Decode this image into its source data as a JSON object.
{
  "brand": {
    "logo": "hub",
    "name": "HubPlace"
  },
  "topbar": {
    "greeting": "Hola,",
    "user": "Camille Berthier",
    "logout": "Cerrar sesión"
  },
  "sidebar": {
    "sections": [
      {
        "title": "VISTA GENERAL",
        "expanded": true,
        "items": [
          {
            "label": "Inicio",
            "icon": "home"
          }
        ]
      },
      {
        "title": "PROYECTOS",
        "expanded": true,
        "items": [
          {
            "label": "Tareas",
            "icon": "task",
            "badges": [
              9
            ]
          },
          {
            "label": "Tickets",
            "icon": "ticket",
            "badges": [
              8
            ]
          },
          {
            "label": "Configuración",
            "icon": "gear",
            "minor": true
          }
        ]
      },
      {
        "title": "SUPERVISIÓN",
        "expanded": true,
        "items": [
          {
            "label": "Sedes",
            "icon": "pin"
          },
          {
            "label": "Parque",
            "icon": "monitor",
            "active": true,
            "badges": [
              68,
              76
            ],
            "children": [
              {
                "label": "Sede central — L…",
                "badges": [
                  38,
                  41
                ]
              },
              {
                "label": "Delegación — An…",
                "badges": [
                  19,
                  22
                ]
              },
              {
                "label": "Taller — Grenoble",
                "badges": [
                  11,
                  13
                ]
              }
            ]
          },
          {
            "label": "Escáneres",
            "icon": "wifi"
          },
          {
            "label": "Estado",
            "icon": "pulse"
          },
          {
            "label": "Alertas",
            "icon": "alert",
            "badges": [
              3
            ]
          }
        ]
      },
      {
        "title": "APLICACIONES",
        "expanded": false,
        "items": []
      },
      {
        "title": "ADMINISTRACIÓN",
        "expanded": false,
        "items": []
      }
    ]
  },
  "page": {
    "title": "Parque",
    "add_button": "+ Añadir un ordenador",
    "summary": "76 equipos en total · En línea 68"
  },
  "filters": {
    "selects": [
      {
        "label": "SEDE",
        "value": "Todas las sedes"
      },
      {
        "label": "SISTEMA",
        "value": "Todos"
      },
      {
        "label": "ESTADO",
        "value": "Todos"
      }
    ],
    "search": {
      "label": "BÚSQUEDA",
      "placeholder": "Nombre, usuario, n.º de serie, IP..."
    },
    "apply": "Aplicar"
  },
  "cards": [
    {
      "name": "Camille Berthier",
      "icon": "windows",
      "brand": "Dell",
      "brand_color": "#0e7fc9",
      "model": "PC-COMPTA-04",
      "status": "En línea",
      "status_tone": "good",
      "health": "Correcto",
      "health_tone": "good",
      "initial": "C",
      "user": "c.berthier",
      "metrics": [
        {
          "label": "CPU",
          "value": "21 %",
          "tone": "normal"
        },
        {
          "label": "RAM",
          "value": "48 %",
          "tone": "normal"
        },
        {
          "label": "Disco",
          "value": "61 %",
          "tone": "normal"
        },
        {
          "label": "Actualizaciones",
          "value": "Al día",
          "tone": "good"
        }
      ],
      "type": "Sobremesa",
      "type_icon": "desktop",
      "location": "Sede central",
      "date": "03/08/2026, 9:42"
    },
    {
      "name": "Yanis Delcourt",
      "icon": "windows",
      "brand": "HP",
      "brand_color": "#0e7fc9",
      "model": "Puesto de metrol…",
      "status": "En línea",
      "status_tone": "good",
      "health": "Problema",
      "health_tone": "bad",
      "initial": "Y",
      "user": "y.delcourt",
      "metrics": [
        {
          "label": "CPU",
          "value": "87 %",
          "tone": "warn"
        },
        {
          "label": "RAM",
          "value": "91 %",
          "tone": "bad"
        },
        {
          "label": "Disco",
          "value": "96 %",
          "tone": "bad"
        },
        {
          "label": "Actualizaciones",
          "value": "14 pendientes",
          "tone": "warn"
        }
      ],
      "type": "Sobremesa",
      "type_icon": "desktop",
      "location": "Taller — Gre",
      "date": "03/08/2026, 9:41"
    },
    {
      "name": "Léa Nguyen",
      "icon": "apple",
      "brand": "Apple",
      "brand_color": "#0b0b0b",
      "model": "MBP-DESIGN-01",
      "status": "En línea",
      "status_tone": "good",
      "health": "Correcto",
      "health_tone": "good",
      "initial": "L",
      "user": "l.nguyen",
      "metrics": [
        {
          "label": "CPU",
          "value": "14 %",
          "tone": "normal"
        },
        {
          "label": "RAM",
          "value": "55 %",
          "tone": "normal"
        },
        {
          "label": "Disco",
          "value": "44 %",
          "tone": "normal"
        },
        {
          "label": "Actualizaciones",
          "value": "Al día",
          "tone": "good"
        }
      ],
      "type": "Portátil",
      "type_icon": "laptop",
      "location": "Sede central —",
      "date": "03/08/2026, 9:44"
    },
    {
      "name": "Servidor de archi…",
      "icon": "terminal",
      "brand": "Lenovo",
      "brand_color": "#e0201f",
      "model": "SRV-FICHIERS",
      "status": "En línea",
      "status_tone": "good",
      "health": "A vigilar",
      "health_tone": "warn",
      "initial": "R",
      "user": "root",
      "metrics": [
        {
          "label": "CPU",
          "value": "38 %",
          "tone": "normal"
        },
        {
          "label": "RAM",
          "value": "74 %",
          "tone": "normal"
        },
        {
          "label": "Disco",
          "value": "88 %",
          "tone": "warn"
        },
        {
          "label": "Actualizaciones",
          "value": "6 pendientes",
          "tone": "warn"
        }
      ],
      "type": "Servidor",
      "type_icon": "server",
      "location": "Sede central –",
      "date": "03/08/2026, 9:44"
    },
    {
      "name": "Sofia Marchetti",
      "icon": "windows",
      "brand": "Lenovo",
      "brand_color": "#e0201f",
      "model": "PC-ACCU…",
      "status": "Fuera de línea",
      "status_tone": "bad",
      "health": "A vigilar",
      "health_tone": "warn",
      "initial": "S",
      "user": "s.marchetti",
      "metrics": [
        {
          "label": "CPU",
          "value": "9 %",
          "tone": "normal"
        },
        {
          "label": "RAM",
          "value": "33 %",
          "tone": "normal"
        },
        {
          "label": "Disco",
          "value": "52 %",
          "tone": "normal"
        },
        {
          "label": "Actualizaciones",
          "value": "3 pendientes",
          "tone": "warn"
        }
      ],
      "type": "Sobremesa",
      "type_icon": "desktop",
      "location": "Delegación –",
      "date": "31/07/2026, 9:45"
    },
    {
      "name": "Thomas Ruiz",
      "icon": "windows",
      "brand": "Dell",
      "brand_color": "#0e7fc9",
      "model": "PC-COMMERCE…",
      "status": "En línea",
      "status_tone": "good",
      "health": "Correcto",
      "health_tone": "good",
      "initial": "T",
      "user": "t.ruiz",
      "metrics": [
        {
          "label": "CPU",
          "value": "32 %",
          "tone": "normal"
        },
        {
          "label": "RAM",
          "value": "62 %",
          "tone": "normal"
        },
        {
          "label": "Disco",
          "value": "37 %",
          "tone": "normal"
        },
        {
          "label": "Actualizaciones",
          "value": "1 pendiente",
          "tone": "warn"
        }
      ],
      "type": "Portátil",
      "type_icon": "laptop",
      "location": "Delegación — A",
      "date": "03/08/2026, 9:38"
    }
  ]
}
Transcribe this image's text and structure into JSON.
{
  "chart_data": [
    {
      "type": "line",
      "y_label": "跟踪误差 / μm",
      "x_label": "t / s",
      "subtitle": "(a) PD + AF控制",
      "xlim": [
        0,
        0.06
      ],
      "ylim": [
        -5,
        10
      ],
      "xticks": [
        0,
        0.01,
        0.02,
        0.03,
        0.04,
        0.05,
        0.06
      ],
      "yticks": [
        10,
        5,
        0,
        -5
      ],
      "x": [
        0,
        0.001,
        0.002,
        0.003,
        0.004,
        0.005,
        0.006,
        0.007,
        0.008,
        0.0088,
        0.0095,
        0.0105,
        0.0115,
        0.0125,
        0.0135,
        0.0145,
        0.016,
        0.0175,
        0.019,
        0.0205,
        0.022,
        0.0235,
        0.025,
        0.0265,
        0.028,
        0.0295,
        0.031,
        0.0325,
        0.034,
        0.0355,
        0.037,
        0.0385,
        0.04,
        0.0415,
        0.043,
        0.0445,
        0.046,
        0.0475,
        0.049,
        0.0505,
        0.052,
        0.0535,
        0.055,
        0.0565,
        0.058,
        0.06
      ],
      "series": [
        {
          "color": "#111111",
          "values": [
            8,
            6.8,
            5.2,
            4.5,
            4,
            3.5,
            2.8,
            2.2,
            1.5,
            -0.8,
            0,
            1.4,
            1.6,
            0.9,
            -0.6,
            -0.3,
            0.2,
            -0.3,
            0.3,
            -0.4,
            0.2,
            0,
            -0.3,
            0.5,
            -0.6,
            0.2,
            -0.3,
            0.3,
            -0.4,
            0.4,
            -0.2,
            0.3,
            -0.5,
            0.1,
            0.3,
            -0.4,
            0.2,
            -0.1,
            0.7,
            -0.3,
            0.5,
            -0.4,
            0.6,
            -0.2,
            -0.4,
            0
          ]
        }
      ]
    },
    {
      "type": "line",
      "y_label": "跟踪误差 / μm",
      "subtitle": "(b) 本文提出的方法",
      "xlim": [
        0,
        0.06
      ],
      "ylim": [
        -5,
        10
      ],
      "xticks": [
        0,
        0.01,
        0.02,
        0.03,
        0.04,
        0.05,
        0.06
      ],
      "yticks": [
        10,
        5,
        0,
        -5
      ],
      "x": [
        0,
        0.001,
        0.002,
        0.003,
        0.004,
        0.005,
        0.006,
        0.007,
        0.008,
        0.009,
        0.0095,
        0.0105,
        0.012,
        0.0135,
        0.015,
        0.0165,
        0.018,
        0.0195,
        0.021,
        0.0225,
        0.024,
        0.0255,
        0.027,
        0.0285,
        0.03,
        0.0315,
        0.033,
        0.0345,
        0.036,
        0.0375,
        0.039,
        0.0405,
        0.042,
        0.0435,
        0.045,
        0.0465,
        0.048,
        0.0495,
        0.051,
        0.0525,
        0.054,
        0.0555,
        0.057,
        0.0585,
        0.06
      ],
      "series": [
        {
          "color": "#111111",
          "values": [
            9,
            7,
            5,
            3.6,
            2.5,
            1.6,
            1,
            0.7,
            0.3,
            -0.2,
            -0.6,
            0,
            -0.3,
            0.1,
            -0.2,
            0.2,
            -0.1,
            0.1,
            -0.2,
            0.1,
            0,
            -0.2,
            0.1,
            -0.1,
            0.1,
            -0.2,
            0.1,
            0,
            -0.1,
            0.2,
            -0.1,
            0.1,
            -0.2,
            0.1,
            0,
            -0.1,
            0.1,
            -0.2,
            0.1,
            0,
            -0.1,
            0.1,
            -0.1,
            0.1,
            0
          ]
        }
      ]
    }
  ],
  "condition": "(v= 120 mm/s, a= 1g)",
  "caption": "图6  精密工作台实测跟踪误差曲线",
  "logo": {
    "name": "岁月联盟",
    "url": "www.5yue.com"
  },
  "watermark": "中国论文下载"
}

****************

Exercise description - In the records above, locate each line with the word "Delegación". Copy all such lines.

Final answer -
                "label": "Delegación — An…",
      "location": "Delegación –",
      "location": "Delegación — A",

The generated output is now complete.